╭──
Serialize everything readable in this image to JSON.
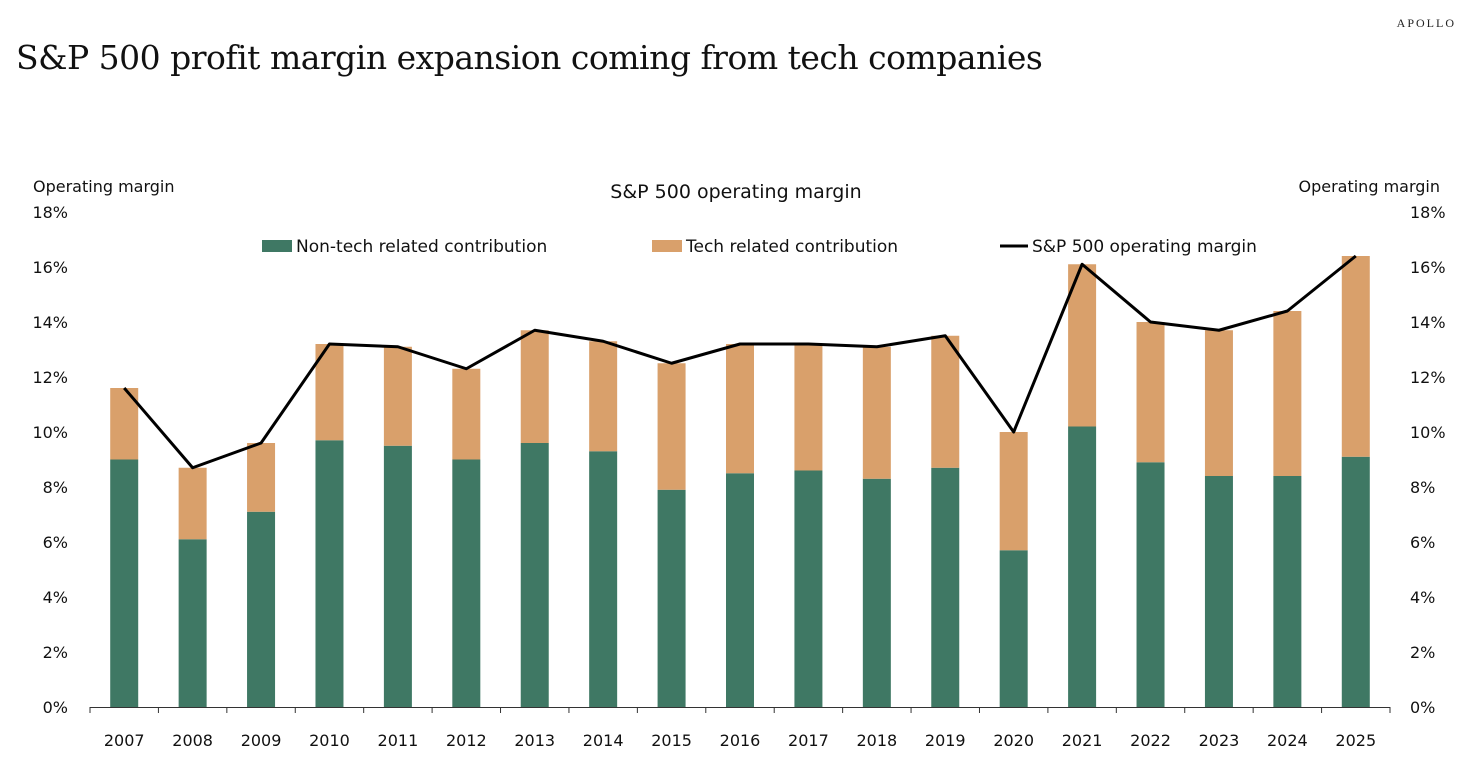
{
  "header": {
    "title": "S&P 500 profit margin expansion coming from tech companies",
    "brand": "APOLLO"
  },
  "chart_data": {
    "type": "bar",
    "title": "S&P 500 operating margin",
    "ylabel_left": "Operating margin",
    "ylabel_right": "Operating margin",
    "ylim": [
      0,
      18
    ],
    "yticks": [
      "0%",
      "2%",
      "4%",
      "6%",
      "8%",
      "10%",
      "12%",
      "14%",
      "16%",
      "18%"
    ],
    "legend_position": "top",
    "categories": [
      "2007",
      "2008",
      "2009",
      "2010",
      "2011",
      "2012",
      "2013",
      "2014",
      "2015",
      "2016",
      "2017",
      "2018",
      "2019",
      "2020",
      "2021",
      "2022",
      "2023",
      "2024",
      "2025"
    ],
    "series": [
      {
        "name": "Non-tech related contribution",
        "kind": "stacked-bar",
        "color": "#3f7864",
        "values": [
          9.0,
          6.1,
          7.1,
          9.7,
          9.5,
          9.0,
          9.6,
          9.3,
          7.9,
          8.5,
          8.6,
          8.3,
          8.7,
          5.7,
          10.2,
          8.9,
          8.4,
          8.4,
          9.1
        ]
      },
      {
        "name": "Tech related contribution",
        "kind": "stacked-bar",
        "color": "#d9a06b",
        "values": [
          2.6,
          2.6,
          2.5,
          3.5,
          3.6,
          3.3,
          4.1,
          4.0,
          4.6,
          4.7,
          4.6,
          4.8,
          4.8,
          4.3,
          5.9,
          5.1,
          5.3,
          6.0,
          7.3
        ]
      },
      {
        "name": "S&P 500 operating margin",
        "kind": "line",
        "color": "#000000",
        "values": [
          11.6,
          8.7,
          9.6,
          13.2,
          13.1,
          12.3,
          13.7,
          13.3,
          12.5,
          13.2,
          13.2,
          13.1,
          13.5,
          10.0,
          16.1,
          14.0,
          13.7,
          14.4,
          16.4
        ]
      }
    ]
  }
}
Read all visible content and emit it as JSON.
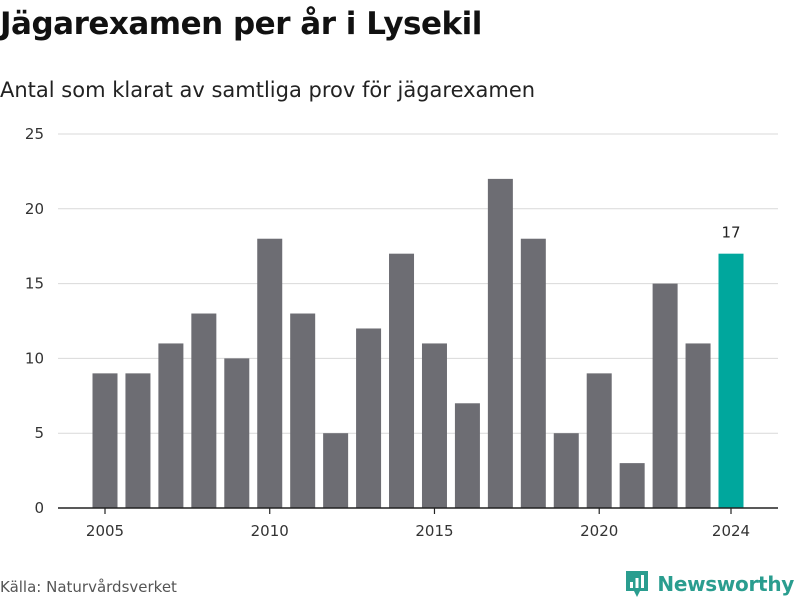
{
  "title": "Jägarexamen per år i Lysekil",
  "subtitle": "Antal som klarat av samtliga prov för jägarexamen",
  "source": "Källa: Naturvårdsverket",
  "brand": "Newsworthy",
  "colors": {
    "bar": "#6d6d73",
    "highlight": "#00a79d",
    "grid": "#d9d9d9",
    "axis": "#222222",
    "brand": "#2a9d8f"
  },
  "chart_data": {
    "type": "bar",
    "title": "Jägarexamen per år i Lysekil",
    "subtitle": "Antal som klarat av samtliga prov för jägarexamen",
    "xlabel": "",
    "ylabel": "",
    "categories": [
      2005,
      2006,
      2007,
      2008,
      2009,
      2010,
      2011,
      2012,
      2013,
      2014,
      2015,
      2016,
      2017,
      2018,
      2019,
      2020,
      2021,
      2022,
      2023,
      2024
    ],
    "values": [
      9,
      9,
      11,
      13,
      10,
      18,
      13,
      5,
      12,
      17,
      11,
      7,
      22,
      18,
      5,
      9,
      3,
      15,
      11,
      17
    ],
    "ylim": [
      0,
      25
    ],
    "yticks": [
      0,
      5,
      10,
      15,
      20,
      25
    ],
    "xticks": [
      2005,
      2010,
      2015,
      2020,
      2024
    ],
    "highlight": 2024,
    "data_labels": [
      {
        "x": 2024,
        "text": "17"
      }
    ],
    "grid": true,
    "legend": "none"
  }
}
╰──
Task statement:
All the lines above are to be reproduced exactly, except the pictures.

Answer:
Serialize everything readable in this image to JSON.
{
  "header": {
    "title": "S&P 500 profit margin expansion coming from tech companies",
    "brand": "APOLLO"
  },
  "chart_data": {
    "type": "bar",
    "title": "S&P 500 operating margin",
    "ylabel_left": "Operating margin",
    "ylabel_right": "Operating margin",
    "ylim": [
      0,
      18
    ],
    "yticks": [
      "0%",
      "2%",
      "4%",
      "6%",
      "8%",
      "10%",
      "12%",
      "14%",
      "16%",
      "18%"
    ],
    "legend_position": "top",
    "categories": [
      "2007",
      "2008",
      "2009",
      "2010",
      "2011",
      "2012",
      "2013",
      "2014",
      "2015",
      "2016",
      "2017",
      "2018",
      "2019",
      "2020",
      "2021",
      "2022",
      "2023",
      "2024",
      "2025"
    ],
    "series": [
      {
        "name": "Non-tech related contribution",
        "kind": "stacked-bar",
        "color": "#3f7864",
        "values": [
          9.0,
          6.1,
          7.1,
          9.7,
          9.5,
          9.0,
          9.6,
          9.3,
          7.9,
          8.5,
          8.6,
          8.3,
          8.7,
          5.7,
          10.2,
          8.9,
          8.4,
          8.4,
          9.1
        ]
      },
      {
        "name": "Tech related contribution",
        "kind": "stacked-bar",
        "color": "#d9a06b",
        "values": [
          2.6,
          2.6,
          2.5,
          3.5,
          3.6,
          3.3,
          4.1,
          4.0,
          4.6,
          4.7,
          4.6,
          4.8,
          4.8,
          4.3,
          5.9,
          5.1,
          5.3,
          6.0,
          7.3
        ]
      },
      {
        "name": "S&P 500 operating margin",
        "kind": "line",
        "color": "#000000",
        "values": [
          11.6,
          8.7,
          9.6,
          13.2,
          13.1,
          12.3,
          13.7,
          13.3,
          12.5,
          13.2,
          13.2,
          13.1,
          13.5,
          10.0,
          16.1,
          14.0,
          13.7,
          14.4,
          16.4
        ]
      }
    ]
  }
}
Read all visible content and emit it as JSON.
{
  "title": "Jägarexamen per år i Lysekil",
  "subtitle": "Antal som klarat av samtliga prov för jägarexamen",
  "source": "Källa: Naturvårdsverket",
  "brand": "Newsworthy",
  "colors": {
    "bar": "#6d6d73",
    "highlight": "#00a79d",
    "grid": "#d9d9d9",
    "axis": "#222222",
    "brand": "#2a9d8f"
  },
  "chart_data": {
    "type": "bar",
    "title": "Jägarexamen per år i Lysekil",
    "subtitle": "Antal som klarat av samtliga prov för jägarexamen",
    "xlabel": "",
    "ylabel": "",
    "categories": [
      2005,
      2006,
      2007,
      2008,
      2009,
      2010,
      2011,
      2012,
      2013,
      2014,
      2015,
      2016,
      2017,
      2018,
      2019,
      2020,
      2021,
      2022,
      2023,
      2024
    ],
    "values": [
      9,
      9,
      11,
      13,
      10,
      18,
      13,
      5,
      12,
      17,
      11,
      7,
      22,
      18,
      5,
      9,
      3,
      15,
      11,
      17
    ],
    "ylim": [
      0,
      25
    ],
    "yticks": [
      0,
      5,
      10,
      15,
      20,
      25
    ],
    "xticks": [
      2005,
      2010,
      2015,
      2020,
      2024
    ],
    "highlight": 2024,
    "data_labels": [
      {
        "x": 2024,
        "text": "17"
      }
    ],
    "grid": true,
    "legend": "none"
  }
}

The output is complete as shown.